* START EXTRACTED ENTRIES *
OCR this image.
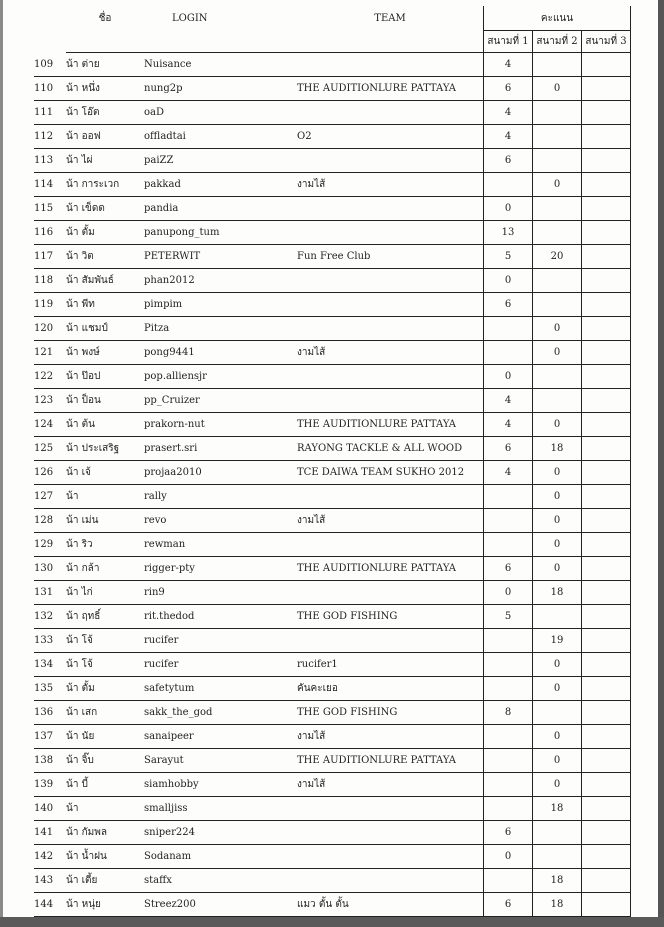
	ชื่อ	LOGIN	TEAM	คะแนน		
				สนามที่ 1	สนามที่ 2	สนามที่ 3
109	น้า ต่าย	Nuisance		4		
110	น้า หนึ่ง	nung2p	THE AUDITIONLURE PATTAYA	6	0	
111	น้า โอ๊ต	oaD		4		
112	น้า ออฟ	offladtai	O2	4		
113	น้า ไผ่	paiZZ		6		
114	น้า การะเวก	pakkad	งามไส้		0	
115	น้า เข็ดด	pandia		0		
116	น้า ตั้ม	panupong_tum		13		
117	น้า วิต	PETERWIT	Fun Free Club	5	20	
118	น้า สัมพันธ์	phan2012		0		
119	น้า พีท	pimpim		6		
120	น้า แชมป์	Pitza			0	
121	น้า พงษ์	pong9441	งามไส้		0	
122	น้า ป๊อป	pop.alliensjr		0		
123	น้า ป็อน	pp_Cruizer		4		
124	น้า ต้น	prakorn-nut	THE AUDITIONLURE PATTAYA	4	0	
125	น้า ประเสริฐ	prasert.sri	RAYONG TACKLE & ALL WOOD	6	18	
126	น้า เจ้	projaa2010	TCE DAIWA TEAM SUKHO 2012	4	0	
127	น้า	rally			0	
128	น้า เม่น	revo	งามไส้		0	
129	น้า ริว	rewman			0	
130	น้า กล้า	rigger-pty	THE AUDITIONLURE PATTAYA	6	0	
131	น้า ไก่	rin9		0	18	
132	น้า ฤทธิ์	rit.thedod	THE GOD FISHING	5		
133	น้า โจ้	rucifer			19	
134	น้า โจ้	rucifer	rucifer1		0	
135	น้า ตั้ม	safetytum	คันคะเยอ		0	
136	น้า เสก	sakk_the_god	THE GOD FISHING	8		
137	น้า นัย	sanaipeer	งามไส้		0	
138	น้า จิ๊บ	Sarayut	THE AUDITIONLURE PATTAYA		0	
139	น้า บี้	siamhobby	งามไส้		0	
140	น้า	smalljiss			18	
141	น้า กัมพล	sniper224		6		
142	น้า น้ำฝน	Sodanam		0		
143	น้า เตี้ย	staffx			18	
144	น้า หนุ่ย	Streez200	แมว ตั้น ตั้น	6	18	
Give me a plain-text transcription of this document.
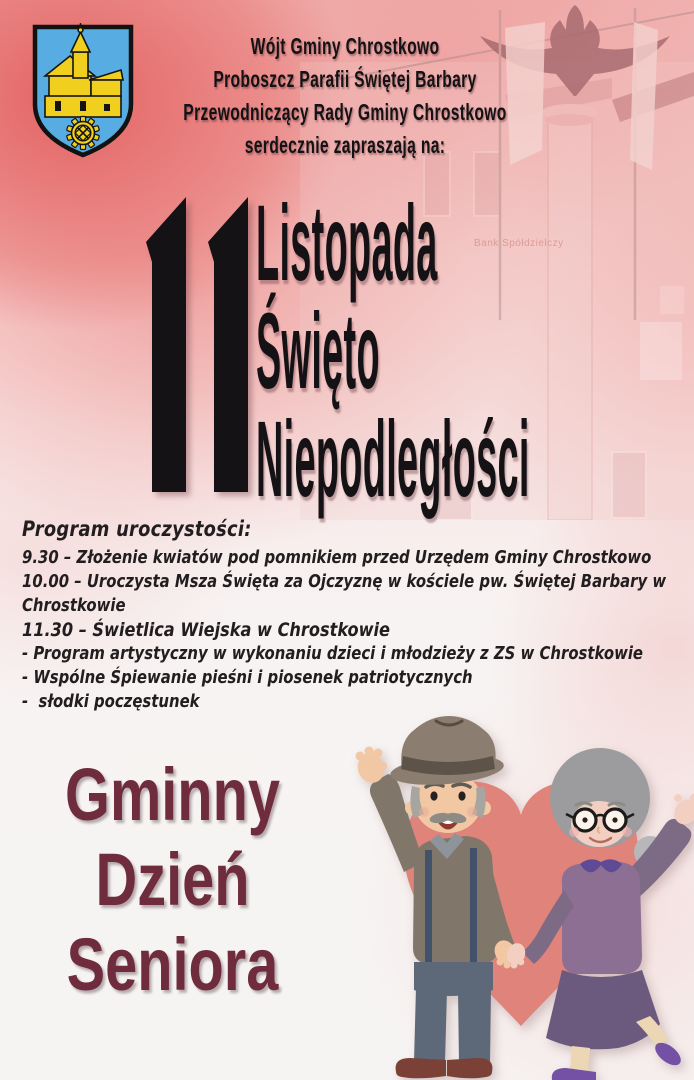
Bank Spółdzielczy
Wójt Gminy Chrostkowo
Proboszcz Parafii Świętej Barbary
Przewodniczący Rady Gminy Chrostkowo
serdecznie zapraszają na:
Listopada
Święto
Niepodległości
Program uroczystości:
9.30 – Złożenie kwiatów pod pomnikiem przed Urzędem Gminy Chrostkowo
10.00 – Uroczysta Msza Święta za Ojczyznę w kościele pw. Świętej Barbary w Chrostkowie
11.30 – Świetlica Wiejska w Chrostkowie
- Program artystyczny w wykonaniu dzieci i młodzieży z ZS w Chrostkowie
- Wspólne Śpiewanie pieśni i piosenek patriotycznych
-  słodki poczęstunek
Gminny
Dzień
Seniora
* END EXTRACTED ENTRIES *
(WHAT YOU WILL DO): Repeat each entry above word for word, leaving every picture out.

(COMPLETED TASK):
OCR this image.
	ชื่อ	LOGIN	TEAM	คะแนน		
				สนามที่ 1	สนามที่ 2	สนามที่ 3
109	น้า ต่าย	Nuisance		4		
110	น้า หนึ่ง	nung2p	THE AUDITIONLURE PATTAYA	6	0	
111	น้า โอ๊ต	oaD		4		
112	น้า ออฟ	offladtai	O2	4		
113	น้า ไผ่	paiZZ		6		
114	น้า การะเวก	pakkad	งามไส้		0	
115	น้า เข็ดด	pandia		0		
116	น้า ตั้ม	panupong_tum		13		
117	น้า วิต	PETERWIT	Fun Free Club	5	20	
118	น้า สัมพันธ์	phan2012		0		
119	น้า พีท	pimpim		6		
120	น้า แชมป์	Pitza			0	
121	น้า พงษ์	pong9441	งามไส้		0	
122	น้า ป๊อป	pop.alliensjr		0		
123	น้า ป็อน	pp_Cruizer		4		
124	น้า ต้น	prakorn-nut	THE AUDITIONLURE PATTAYA	4	0	
125	น้า ประเสริฐ	prasert.sri	RAYONG TACKLE & ALL WOOD	6	18	
126	น้า เจ้	projaa2010	TCE DAIWA TEAM SUKHO 2012	4	0	
127	น้า	rally			0	
128	น้า เม่น	revo	งามไส้		0	
129	น้า ริว	rewman			0	
130	น้า กล้า	rigger-pty	THE AUDITIONLURE PATTAYA	6	0	
131	น้า ไก่	rin9		0	18	
132	น้า ฤทธิ์	rit.thedod	THE GOD FISHING	5		
133	น้า โจ้	rucifer			19	
134	น้า โจ้	rucifer	rucifer1		0	
135	น้า ตั้ม	safetytum	คันคะเยอ		0	
136	น้า เสก	sakk_the_god	THE GOD FISHING	8		
137	น้า นัย	sanaipeer	งามไส้		0	
138	น้า จิ๊บ	Sarayut	THE AUDITIONLURE PATTAYA		0	
139	น้า บี้	siamhobby	งามไส้		0	
140	น้า	smalljiss			18	
141	น้า กัมพล	sniper224		6		
142	น้า น้ำฝน	Sodanam		0		
143	น้า เตี้ย	staffx			18	
144	น้า หนุ่ย	Streez200	แมว ตั้น ตั้น	6	18	
Give me a plain-text transcription of this document.
Bank Spółdzielczy
Wójt Gminy Chrostkowo
Proboszcz Parafii Świętej Barbary
Przewodniczący Rady Gminy Chrostkowo
serdecznie zapraszają na:
Listopada
Święto
Niepodległości
Program uroczystości:
9.30 – Złożenie kwiatów pod pomnikiem przed Urzędem Gminy Chrostkowo
10.00 – Uroczysta Msza Święta za Ojczyznę w kościele pw. Świętej Barbary w Chrostkowie
11.30 – Świetlica Wiejska w Chrostkowie
- Program artystyczny w wykonaniu dzieci i młodzieży z ZS w Chrostkowie
- Wspólne Śpiewanie pieśni i piosenek patriotycznych
-  słodki poczęstunek
Gminny
Dzień
Seniora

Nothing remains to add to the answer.